▼▼▼
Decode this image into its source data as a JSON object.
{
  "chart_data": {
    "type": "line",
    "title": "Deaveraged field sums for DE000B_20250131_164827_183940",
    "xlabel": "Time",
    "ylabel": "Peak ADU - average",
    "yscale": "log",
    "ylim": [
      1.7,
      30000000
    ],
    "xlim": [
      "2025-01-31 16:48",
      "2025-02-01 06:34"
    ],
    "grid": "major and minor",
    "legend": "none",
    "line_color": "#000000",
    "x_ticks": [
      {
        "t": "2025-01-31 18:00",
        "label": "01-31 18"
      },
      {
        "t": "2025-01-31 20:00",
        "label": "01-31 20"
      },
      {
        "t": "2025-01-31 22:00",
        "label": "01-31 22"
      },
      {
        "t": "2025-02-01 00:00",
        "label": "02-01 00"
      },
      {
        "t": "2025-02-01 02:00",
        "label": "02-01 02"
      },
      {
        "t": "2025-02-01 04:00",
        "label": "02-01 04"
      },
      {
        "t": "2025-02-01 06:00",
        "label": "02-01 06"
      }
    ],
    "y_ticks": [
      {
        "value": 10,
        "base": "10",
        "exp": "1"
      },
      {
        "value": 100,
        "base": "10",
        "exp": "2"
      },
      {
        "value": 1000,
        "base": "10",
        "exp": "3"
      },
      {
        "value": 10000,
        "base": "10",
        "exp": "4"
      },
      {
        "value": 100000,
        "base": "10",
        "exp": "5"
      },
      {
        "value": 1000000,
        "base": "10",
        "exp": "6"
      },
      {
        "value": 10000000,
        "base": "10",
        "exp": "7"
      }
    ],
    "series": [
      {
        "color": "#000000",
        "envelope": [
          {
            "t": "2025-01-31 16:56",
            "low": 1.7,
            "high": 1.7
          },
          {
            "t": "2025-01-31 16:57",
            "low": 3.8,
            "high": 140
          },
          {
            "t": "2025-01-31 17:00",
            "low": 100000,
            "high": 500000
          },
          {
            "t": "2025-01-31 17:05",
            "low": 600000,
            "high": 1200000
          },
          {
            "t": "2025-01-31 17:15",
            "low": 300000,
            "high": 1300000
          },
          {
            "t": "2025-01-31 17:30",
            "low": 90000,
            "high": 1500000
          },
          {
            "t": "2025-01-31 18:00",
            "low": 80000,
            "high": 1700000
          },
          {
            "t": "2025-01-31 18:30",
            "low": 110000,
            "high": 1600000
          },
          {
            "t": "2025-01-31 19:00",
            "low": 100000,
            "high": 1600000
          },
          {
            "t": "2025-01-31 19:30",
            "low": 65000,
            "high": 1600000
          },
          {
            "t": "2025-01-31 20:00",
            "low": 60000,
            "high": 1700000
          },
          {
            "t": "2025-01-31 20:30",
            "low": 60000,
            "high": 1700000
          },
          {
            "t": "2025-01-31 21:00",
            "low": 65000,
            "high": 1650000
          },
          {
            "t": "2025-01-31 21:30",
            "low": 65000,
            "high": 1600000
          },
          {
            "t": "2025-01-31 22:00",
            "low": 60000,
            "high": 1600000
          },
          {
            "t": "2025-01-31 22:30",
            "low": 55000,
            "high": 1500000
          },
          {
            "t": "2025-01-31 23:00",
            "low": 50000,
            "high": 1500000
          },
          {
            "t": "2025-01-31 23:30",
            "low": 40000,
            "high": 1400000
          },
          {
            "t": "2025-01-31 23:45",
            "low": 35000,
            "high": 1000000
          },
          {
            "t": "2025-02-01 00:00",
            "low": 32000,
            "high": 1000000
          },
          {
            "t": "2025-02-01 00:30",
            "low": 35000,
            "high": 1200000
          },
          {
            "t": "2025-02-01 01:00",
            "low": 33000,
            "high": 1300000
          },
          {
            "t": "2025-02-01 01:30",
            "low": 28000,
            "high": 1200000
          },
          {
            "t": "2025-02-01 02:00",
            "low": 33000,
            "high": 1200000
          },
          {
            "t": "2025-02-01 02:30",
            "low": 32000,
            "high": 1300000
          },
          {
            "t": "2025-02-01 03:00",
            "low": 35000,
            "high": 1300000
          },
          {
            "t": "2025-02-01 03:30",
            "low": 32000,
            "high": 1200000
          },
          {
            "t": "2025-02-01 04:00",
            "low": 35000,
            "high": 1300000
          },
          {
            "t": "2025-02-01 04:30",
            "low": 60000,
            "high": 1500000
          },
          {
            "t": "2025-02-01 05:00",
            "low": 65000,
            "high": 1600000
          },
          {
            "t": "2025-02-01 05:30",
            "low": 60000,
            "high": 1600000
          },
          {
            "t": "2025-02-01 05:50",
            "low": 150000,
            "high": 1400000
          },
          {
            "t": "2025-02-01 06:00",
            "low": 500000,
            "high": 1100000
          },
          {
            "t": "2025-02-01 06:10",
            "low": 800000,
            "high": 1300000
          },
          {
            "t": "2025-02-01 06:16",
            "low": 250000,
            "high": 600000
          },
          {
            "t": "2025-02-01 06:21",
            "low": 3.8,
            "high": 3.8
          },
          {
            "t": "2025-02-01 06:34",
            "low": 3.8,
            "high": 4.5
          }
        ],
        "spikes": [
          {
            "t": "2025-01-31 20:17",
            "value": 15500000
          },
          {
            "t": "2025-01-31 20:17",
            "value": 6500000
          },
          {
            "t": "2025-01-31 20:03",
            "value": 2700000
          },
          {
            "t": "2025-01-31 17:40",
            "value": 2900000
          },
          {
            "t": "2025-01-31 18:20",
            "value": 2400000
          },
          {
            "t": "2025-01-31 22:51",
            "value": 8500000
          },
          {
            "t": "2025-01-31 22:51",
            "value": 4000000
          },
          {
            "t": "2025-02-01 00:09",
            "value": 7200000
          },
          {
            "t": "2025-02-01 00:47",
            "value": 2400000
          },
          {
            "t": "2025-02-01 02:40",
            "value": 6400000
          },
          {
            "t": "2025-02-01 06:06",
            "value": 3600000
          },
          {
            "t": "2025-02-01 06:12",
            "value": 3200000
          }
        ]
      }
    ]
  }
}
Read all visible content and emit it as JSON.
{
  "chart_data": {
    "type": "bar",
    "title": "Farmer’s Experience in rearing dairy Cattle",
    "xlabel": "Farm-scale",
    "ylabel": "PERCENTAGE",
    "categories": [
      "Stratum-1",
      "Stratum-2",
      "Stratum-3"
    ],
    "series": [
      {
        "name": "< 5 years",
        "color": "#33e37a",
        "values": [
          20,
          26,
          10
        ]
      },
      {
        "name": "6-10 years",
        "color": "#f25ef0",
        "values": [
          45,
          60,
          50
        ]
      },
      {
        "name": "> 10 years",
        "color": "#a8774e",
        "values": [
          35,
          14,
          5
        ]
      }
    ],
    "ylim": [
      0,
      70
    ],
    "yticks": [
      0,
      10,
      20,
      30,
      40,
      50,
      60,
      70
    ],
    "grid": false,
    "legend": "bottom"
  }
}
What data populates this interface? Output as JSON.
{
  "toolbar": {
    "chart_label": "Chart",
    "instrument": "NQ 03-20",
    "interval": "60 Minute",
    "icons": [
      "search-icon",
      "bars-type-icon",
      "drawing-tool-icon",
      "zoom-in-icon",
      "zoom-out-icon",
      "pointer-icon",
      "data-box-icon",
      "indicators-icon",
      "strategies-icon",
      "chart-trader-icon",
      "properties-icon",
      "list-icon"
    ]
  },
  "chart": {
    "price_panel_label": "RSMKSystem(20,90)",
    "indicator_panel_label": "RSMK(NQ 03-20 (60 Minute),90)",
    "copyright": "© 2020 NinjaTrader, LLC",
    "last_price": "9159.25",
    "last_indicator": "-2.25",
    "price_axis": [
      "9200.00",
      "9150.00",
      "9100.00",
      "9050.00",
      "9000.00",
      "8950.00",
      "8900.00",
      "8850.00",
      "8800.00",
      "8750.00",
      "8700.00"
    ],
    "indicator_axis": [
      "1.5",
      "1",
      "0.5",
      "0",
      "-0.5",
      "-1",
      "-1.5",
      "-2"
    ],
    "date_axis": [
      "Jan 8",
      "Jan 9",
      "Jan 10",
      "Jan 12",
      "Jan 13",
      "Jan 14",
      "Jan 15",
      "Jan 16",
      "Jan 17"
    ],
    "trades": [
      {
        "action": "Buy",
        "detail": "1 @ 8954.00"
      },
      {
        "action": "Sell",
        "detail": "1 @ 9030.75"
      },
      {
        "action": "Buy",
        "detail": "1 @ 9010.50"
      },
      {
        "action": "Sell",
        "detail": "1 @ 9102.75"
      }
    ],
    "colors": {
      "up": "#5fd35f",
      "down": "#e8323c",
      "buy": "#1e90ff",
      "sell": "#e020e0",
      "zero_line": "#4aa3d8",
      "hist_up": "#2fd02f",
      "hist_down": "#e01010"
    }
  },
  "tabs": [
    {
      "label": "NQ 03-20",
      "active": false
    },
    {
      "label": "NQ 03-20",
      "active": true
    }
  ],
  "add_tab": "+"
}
▲▲▲
__Written task__.
Return every line containing "name".

__Complete output__.
        "name": "< 5 years",
        "name": "6-10 years",
        "name": "> 10 years",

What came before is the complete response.